= INSTRUCTION A =
Reproduce everything in the rows from the line containing "stat-label: SUBJECTS xyxy=(637,182,709,197)" down to the line containing "user-menu[interactable] xyxy=(1312,30,1350,60)", both included, with no changes.

----------------

Saturday, 30 May 2026

Jajabara in the US of A Part VII: Harlem Hugged Me Tight

Everyone said — leave the car in Philadelphia, take the train.

I followed the advice, which for someone who had spent the better part of this trip ignoring plans and inventing alternatives, felt like a small act of maturity. The Jetta was returned. I boarded the train. New York arrived the way New York always does — suddenly, loudly, without preamble, as if it had been there all along and you were the one who had taken too long.

I had been here before. In 2013, I had stayed with a friend in Brooklyn — the New York of neighbourhoods and bridges and a slightly more human scale. This time I was on my own, and I had made a decision before I arrived. I was going to stay in Harlem.

The reasons were known and unknown to me, even as I made the choice. Maybe it was the name and its ring — Harlem, a word that carries its own music. Maybe it was the stories, the history, the Harlem Renaissance and everything it had meant for Black art and culture and identity in America. Maybe it was simply that after days of rust belt loneliness and West Virginia woods and Philadelphia's revolutionary ghosts, I wanted to be somewhere that felt unguarded. Somewhere with no pretence.

Harlem delivered. And then some.



It hugged me from day one.

I stepped out for lunch and found Sylvia's — the famous soul food restaurant on Lenox Avenue that has been feeding Harlem since 1962. The food was the kind that makes you understand immediately why it is called soul food — generous, warm, deeply seasoned, the culinary equivalent of a tight embrace. I ate well. I felt welcomed by the meal itself.

----------------

= INSTRUCTION B =
From the Harlem travel post, copy everything from "I stepped out" down to "the meal itself." word for word.

----------------

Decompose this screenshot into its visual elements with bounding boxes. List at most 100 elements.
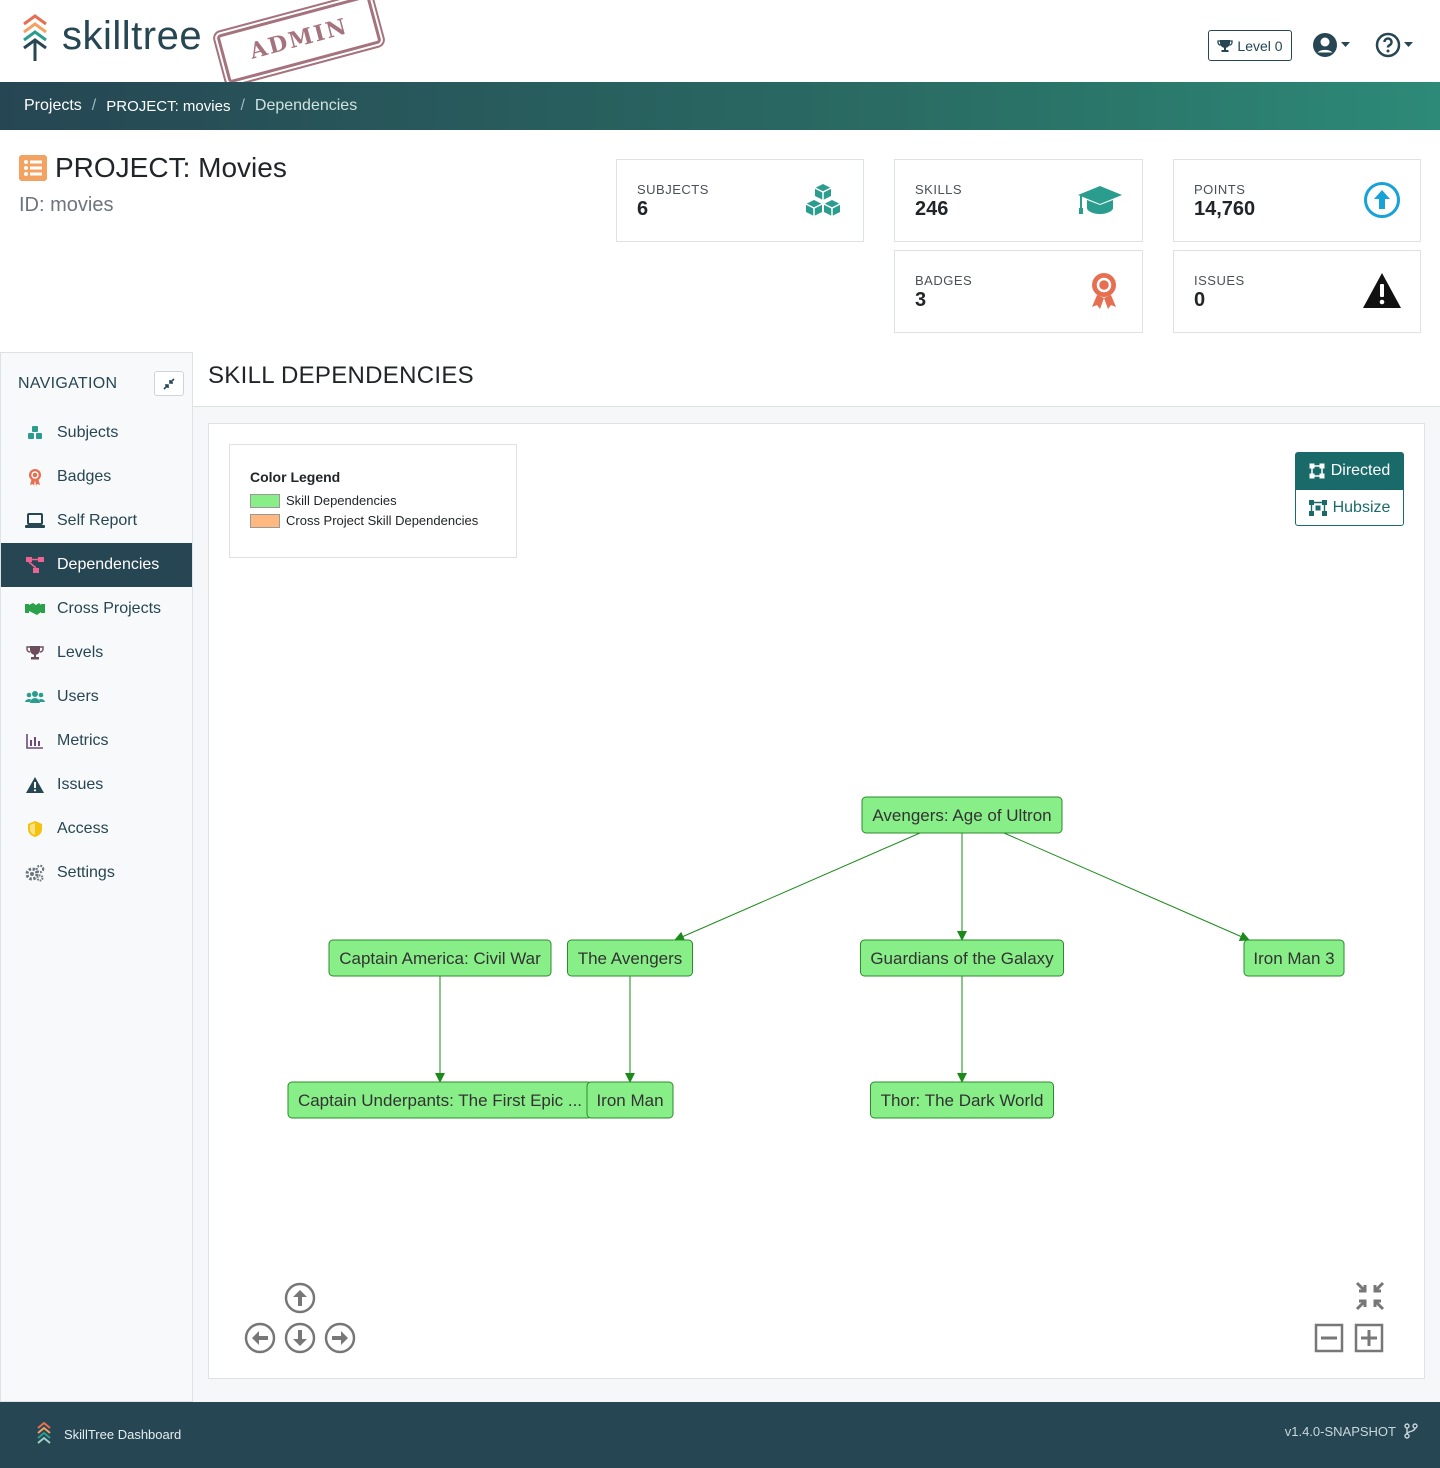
stat-label: SUBJECTS xyxy=(637,182,709,197)
stat-value: 6 xyxy=(637,198,649,220)
help-menu[interactable] xyxy=(1375,30,1413,60)
collapse-nav-button[interactable] xyxy=(154,371,184,396)
stat-value: 3 xyxy=(915,289,927,311)
network-wired-icon xyxy=(1308,499,1327,516)
sidebar-item-self-report[interactable]: Self Report xyxy=(1,499,192,543)
sidebar-item-users[interactable]: Users xyxy=(1,675,192,719)
sidebar-item-label: Access xyxy=(57,820,109,837)
sidebar-item-label: Metrics xyxy=(57,732,109,749)
breadcrumb: Projects / PROJECT: movies / Dependencie… xyxy=(0,82,1440,130)
stat-card-skills: SKILLS 246 xyxy=(894,159,1143,242)
legend-title: Color Legend xyxy=(250,469,341,485)
user-menu[interactable] xyxy=(1312,30,1350,60)
footer-version: v1.4.0-SNAPSHOT xyxy=(1285,1423,1418,1439)
sidebar-item-label: Users xyxy=(57,688,99,705)
hubsize-label: Hubsize xyxy=(1332,498,1391,516)
color-legend: Color Legend Skill Dependencies Cross Pr… xyxy=(229,444,517,558)
sidebar-item-access[interactable]: Access xyxy=(1,807,192,851)
project-diagram-icon xyxy=(25,555,45,575)
hubsize-layout-button[interactable]: Hubsize xyxy=(1295,489,1404,526)
sidebar-item-metrics[interactable]: Metrics xyxy=(1,719,192,763)
trophy-icon xyxy=(25,643,45,663)
sidebar-item-badges[interactable]: Badges xyxy=(1,455,192,499)
warning-icon xyxy=(25,775,45,795)
project-id: ID: movies xyxy=(19,194,114,216)
pan-right-button[interactable] xyxy=(324,1322,356,1354)
legend-label: Cross Project Skill Dependencies xyxy=(286,513,479,528)
sidebar-item-label: Badges xyxy=(57,468,112,485)
skilltree-logo-icon[interactable] xyxy=(20,14,50,62)
sidebar-item-label: Dependencies xyxy=(57,556,160,573)
legend-item-cross-project: Cross Project Skill Dependencies xyxy=(250,513,478,528)
directed-label: Directed xyxy=(1330,462,1391,479)
sidebar-item-dependencies[interactable]: Dependencies xyxy=(1,543,192,587)
section-title: SKILL DEPENDENCIES xyxy=(208,362,474,389)
code-branch-icon xyxy=(1404,1423,1418,1439)
skilltree-logo-icon xyxy=(37,1422,51,1444)
award-icon xyxy=(25,467,45,487)
legend-swatch xyxy=(250,513,280,528)
sidebar-item-label: Cross Projects xyxy=(57,600,162,617)
page-title: PROJECT: Movies xyxy=(55,152,287,183)
legend-label: Skill Dependencies xyxy=(286,493,397,508)
breadcrumb-project[interactable]: PROJECT: movies xyxy=(106,98,230,115)
warning-icon xyxy=(1363,273,1401,308)
top-header: skilltree ADMIN Level 0 xyxy=(0,0,1440,91)
sidebar-item-cross-projects[interactable]: Cross Projects xyxy=(1,587,192,631)
stat-card-badges: BADGES 3 xyxy=(894,250,1143,333)
sidebar-navigation: NAVIGATION Subjects Badges Self Report D… xyxy=(0,352,193,1402)
stat-card-issues: ISSUES 0 xyxy=(1173,250,1421,333)
stat-value: 14,760 xyxy=(1194,198,1256,220)
pan-left-button[interactable] xyxy=(244,1322,276,1354)
sidebar-item-issues[interactable]: Issues xyxy=(1,763,192,807)
stat-label: SKILLS xyxy=(915,182,963,197)
shield-icon xyxy=(25,819,45,839)
pan-up-button[interactable] xyxy=(284,1282,316,1314)
dependency-graph-card xyxy=(208,423,1425,1379)
admin-stamp: ADMIN xyxy=(212,0,386,91)
sidebar-item-label: Levels xyxy=(57,644,104,661)
stat-label: ISSUES xyxy=(1194,273,1245,288)
directed-layout-button[interactable]: Directed xyxy=(1295,452,1404,490)
list-alt-icon xyxy=(19,155,47,181)
brand-name[interactable]: skilltree xyxy=(62,14,202,59)
zoom-out-button[interactable] xyxy=(1314,1323,1344,1353)
stat-label: POINTS xyxy=(1194,182,1246,197)
stat-value: 0 xyxy=(1194,289,1206,311)
stat-card-subjects: SUBJECTS 6 xyxy=(616,159,864,242)
cubes-icon xyxy=(25,423,45,443)
vector-square-icon xyxy=(1309,463,1325,479)
breadcrumb-current: Dependencies xyxy=(254,97,358,114)
sidebar-item-label: Settings xyxy=(57,864,115,881)
navigation-title: NAVIGATION xyxy=(18,375,118,392)
fit-view-button[interactable] xyxy=(1354,1280,1386,1312)
zoom-in-button[interactable] xyxy=(1354,1323,1384,1353)
level-label: Level 0 xyxy=(1237,37,1283,54)
sidebar-item-subjects[interactable]: Subjects xyxy=(1,411,192,455)
footer-app-name: SkillTree Dashboard xyxy=(64,1426,182,1442)
level-button[interactable]: Level 0 xyxy=(1208,30,1292,61)
breadcrumb-separator: / xyxy=(240,97,245,114)
breadcrumb-projects[interactable]: Projects xyxy=(24,97,82,115)
version-label: v1.4.0-SNAPSHOT xyxy=(1284,1423,1396,1439)
sidebar-item-levels[interactable]: Levels xyxy=(1,631,192,675)
cogs-icon xyxy=(25,863,45,883)
handshake-icon xyxy=(25,599,45,619)
stat-value: 246 xyxy=(915,198,949,220)
title-divider xyxy=(193,406,1440,407)
users-icon xyxy=(25,687,45,707)
graduation-cap-icon xyxy=(1078,186,1122,214)
laptop-icon xyxy=(25,511,45,531)
sidebar-item-label: Self Report xyxy=(57,512,138,529)
caret-down-icon xyxy=(1404,42,1413,47)
sidebar-item-label: Subjects xyxy=(57,424,119,441)
sidebar-item-label: Issues xyxy=(57,776,104,793)
sidebar-item-settings[interactable]: Settings xyxy=(1,851,192,895)
footer: SkillTree Dashboard v1.4.0-SNAPSHOT xyxy=(0,1402,1440,1468)
cubes-icon xyxy=(805,184,841,216)
user-circle-icon xyxy=(1313,33,1337,57)
compress-arrows-icon xyxy=(163,377,175,390)
stat-label: BADGES xyxy=(915,273,973,288)
pan-down-button[interactable] xyxy=(284,1322,316,1354)
stat-card-points: POINTS 14,760 xyxy=(1173,159,1421,242)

----------------

= RIGHT ANSWER A =
stat-label: SUBJECTS xyxy=(637,182,709,197)
stat-value: 6 xyxy=(637,198,649,220)
help-menu[interactable] xyxy=(1375,30,1413,60)
collapse-nav-button[interactable] xyxy=(154,371,184,396)
stat-value: 3 xyxy=(915,289,927,311)
network-wired-icon xyxy=(1308,499,1327,516)
sidebar-item-self-report[interactable]: Self Report xyxy=(1,499,192,543)
sidebar-item-users[interactable]: Users xyxy=(1,675,192,719)
sidebar-item-label: Access xyxy=(57,820,109,837)
sidebar-item-label: Metrics xyxy=(57,732,109,749)
breadcrumb: Projects / PROJECT: movies / Dependencie… xyxy=(0,82,1440,130)
stat-card-skills: SKILLS 246 xyxy=(894,159,1143,242)
legend-title: Color Legend xyxy=(250,469,341,485)
user-menu[interactable] xyxy=(1312,30,1350,60)

= RIGHT ANSWER B =
I stepped out for lunch and found Sylvia's — the famous soul food restaurant on Lenox Avenue that has been feeding Harlem since 1962. The food was the kind that makes you understand immediately why it is called soul food — generous, warm, deeply seasoned, the culinary equivalent of a tight embrace. I ate well. I felt welcomed by the meal itself.